> [SET TASK]:
Transcribe the entries that follow, word for word.

===== INPUT RECORDS

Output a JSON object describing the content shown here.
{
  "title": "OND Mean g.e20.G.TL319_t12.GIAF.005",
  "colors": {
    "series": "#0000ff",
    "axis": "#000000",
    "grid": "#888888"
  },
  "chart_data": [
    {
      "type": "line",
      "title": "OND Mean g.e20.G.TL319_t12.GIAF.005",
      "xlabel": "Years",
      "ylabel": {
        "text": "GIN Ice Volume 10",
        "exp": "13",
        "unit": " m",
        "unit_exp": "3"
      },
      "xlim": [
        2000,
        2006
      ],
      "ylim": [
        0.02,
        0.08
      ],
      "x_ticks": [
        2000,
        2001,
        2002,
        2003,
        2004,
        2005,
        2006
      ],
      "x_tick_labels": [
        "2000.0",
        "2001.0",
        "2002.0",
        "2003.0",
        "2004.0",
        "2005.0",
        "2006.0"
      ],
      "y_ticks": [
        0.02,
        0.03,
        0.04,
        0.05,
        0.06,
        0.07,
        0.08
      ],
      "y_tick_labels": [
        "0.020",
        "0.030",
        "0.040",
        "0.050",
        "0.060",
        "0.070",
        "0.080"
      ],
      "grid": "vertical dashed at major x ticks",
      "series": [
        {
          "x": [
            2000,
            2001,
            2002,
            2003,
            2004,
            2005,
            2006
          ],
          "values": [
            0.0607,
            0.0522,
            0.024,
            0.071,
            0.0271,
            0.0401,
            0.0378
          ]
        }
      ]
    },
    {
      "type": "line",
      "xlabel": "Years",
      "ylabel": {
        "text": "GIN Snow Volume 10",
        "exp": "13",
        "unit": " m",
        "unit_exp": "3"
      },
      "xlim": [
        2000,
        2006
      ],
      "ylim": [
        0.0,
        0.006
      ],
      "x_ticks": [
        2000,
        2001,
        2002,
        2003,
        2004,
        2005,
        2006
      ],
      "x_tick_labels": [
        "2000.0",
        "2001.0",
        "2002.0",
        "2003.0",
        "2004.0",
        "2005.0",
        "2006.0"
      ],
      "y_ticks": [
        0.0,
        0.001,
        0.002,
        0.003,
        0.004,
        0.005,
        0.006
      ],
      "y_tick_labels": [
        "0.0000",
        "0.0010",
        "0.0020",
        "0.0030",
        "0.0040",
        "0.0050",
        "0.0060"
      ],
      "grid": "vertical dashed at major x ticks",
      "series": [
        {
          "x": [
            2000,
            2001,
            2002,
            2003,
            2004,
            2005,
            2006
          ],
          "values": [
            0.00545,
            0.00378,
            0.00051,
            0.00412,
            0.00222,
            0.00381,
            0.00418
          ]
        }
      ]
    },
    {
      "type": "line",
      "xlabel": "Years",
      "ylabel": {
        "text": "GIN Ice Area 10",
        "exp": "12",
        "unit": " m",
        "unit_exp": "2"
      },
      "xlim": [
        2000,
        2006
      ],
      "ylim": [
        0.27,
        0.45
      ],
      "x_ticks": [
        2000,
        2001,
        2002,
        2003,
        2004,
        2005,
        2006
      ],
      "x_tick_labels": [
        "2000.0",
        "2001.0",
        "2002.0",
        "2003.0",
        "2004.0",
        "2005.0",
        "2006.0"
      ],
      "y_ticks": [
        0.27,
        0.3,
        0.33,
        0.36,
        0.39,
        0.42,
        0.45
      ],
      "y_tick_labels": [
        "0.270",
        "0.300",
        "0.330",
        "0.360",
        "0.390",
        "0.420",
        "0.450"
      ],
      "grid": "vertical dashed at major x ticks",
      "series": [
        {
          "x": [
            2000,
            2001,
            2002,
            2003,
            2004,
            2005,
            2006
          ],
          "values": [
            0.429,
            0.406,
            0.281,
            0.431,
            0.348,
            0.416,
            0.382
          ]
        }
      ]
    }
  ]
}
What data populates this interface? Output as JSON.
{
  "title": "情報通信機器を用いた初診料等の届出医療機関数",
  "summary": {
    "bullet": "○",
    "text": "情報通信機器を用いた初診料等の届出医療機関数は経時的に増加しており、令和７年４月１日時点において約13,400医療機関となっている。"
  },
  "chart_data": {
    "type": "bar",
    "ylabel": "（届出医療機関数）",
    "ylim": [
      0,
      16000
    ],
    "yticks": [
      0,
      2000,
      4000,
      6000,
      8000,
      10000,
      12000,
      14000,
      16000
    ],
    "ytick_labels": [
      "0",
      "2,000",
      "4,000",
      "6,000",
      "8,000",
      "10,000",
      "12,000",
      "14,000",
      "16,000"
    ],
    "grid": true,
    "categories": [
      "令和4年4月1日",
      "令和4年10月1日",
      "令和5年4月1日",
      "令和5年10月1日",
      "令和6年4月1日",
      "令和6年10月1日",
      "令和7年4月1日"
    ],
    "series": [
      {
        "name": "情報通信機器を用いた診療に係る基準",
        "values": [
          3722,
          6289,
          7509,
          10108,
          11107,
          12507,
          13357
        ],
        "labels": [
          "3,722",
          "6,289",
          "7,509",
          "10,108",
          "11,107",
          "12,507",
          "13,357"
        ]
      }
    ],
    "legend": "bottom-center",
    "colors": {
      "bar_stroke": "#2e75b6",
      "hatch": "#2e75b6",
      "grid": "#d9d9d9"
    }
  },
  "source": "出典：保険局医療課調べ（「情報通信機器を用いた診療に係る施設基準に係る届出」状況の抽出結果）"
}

==========

> [ANSWER TO THIS PROBLEM]:
Output a JSON object describing the content shown here.
{
  "title": "OND Mean g.e20.G.TL319_t12.GIAF.005",
  "colors": {
    "series": "#0000ff",
    "axis": "#000000",
    "grid": "#888888"
  },
  "chart_data": [
    {
      "type": "line",
      "title": "OND Mean g.e20.G.TL319_t12.GIAF.005",
      "xlabel": "Years",
      "ylabel": {
        "text": "GIN Ice Volume 10",
        "exp": "13",
        "unit": " m",
        "unit_exp": "3"
      },
      "xlim": [
        2000,
        2006
      ],
      "ylim": [
        0.02,
        0.08
      ],
      "x_ticks": [
        2000,
        2001,
        2002,
        2003,
        2004,
        2005,
        2006
      ],
      "x_tick_labels": [
        "2000.0",
        "2001.0",
        "2002.0",
        "2003.0",
        "2004.0",
        "2005.0",
        "2006.0"
      ],
      "y_ticks": [
        0.02,
        0.03,
        0.04,
        0.05,
        0.06,
        0.07,
        0.08
      ],
      "y_tick_labels": [
        "0.020",
        "0.030",
        "0.040",
        "0.050",
        "0.060",
        "0.070",
        "0.080"
      ],
      "grid": "vertical dashed at major x ticks",
      "series": [
        {
          "x": [
            2000,
            2001,
            2002,
            2003,
            2004,
            2005,
            2006
          ],
          "values": [
            0.0607,
            0.0522,
            0.024,
            0.071,
            0.0271,
            0.0401,
            0.0378
          ]
        }
      ]
    },
    {
      "type": "line",
      "xlabel": "Years",
      "ylabel": {
        "text": "GIN Snow Volume 10",
        "exp": "13",
        "unit": " m",
        "unit_exp": "3"
      },
      "xlim": [
        2000,
        2006
      ],
      "ylim": [
        0.0,
        0.006
      ],
      "x_ticks": [
        2000,
        2001,
        2002,
        2003,
        2004,
        2005,
        2006
      ],
      "x_tick_labels": [
        "2000.0",
        "2001.0",
        "2002.0",
        "2003.0",
        "2004.0",
        "2005.0",
        "2006.0"
      ],
      "y_ticks": [
        0.0,
        0.001,
        0.002,
        0.003,
        0.004,
        0.005,
        0.006
      ],
      "y_tick_labels": [
        "0.0000",
        "0.0010",
        "0.0020",
        "0.0030",
        "0.0040",
        "0.0050",
        "0.0060"
      ],
      "grid": "vertical dashed at major x ticks",
      "series": [
        {
          "x": [
            2000,
            2001,
            2002,
            2003,
            2004,
            2005,
            2006
          ],
          "values": [
            0.00545,
            0.00378,
            0.00051,
            0.00412,
            0.00222,
            0.00381,
            0.00418
          ]
        }
      ]
    },
    {
      "type": "line",
      "xlabel": "Years",
      "ylabel": {
        "text": "GIN Ice Area 10",
        "exp": "12",
        "unit": " m",
        "unit_exp": "2"
      },
      "xlim": [
        2000,
        2006
      ],
      "ylim": [
        0.27,
        0.45
      ],
      "x_ticks": [
        2000,
        2001,
        2002,
        2003,
        2004,
        2005,
        2006
      ],
      "x_tick_labels": [
        "2000.0",
        "2001.0",
        "2002.0",
        "2003.0",
        "2004.0",
        "2005.0",
        "2006.0"
      ],
      "y_ticks": [
        0.27,
        0.3,
        0.33,
        0.36,
        0.39,
        0.42,
        0.45
      ],
      "y_tick_labels": [
        "0.270",
        "0.300",
        "0.330",
        "0.360",
        "0.390",
        "0.420",
        "0.450"
      ],
      "grid": "vertical dashed at major x ticks",
      "series": [
        {
          "x": [
            2000,
            2001,
            2002,
            2003,
            2004,
            2005,
            2006
          ],
          "values": [
            0.429,
            0.406,
            0.281,
            0.431,
            0.348,
            0.416,
            0.382
          ]
        }
      ]
    }
  ]
}
What data populates this interface? Output as JSON.
{
  "title": "情報通信機器を用いた初診料等の届出医療機関数",
  "summary": {
    "bullet": "○",
    "text": "情報通信機器を用いた初診料等の届出医療機関数は経時的に増加しており、令和７年４月１日時点において約13,400医療機関となっている。"
  },
  "chart_data": {
    "type": "bar",
    "ylabel": "（届出医療機関数）",
    "ylim": [
      0,
      16000
    ],
    "yticks": [
      0,
      2000,
      4000,
      6000,
      8000,
      10000,
      12000,
      14000,
      16000
    ],
    "ytick_labels": [
      "0",
      "2,000",
      "4,000",
      "6,000",
      "8,000",
      "10,000",
      "12,000",
      "14,000",
      "16,000"
    ],
    "grid": true,
    "categories": [
      "令和4年4月1日",
      "令和4年10月1日",
      "令和5年4月1日",
      "令和5年10月1日",
      "令和6年4月1日",
      "令和6年10月1日",
      "令和7年4月1日"
    ],
    "series": [
      {
        "name": "情報通信機器を用いた診療に係る基準",
        "values": [
          3722,
          6289,
          7509,
          10108,
          11107,
          12507,
          13357
        ],
        "labels": [
          "3,722",
          "6,289",
          "7,509",
          "10,108",
          "11,107",
          "12,507",
          "13,357"
        ]
      }
    ],
    "legend": "bottom-center",
    "colors": {
      "bar_stroke": "#2e75b6",
      "hatch": "#2e75b6",
      "grid": "#d9d9d9"
    }
  },
  "source": "出典：保険局医療課調べ（「情報通信機器を用いた診療に係る施設基準に係る届出」状況の抽出結果）"
}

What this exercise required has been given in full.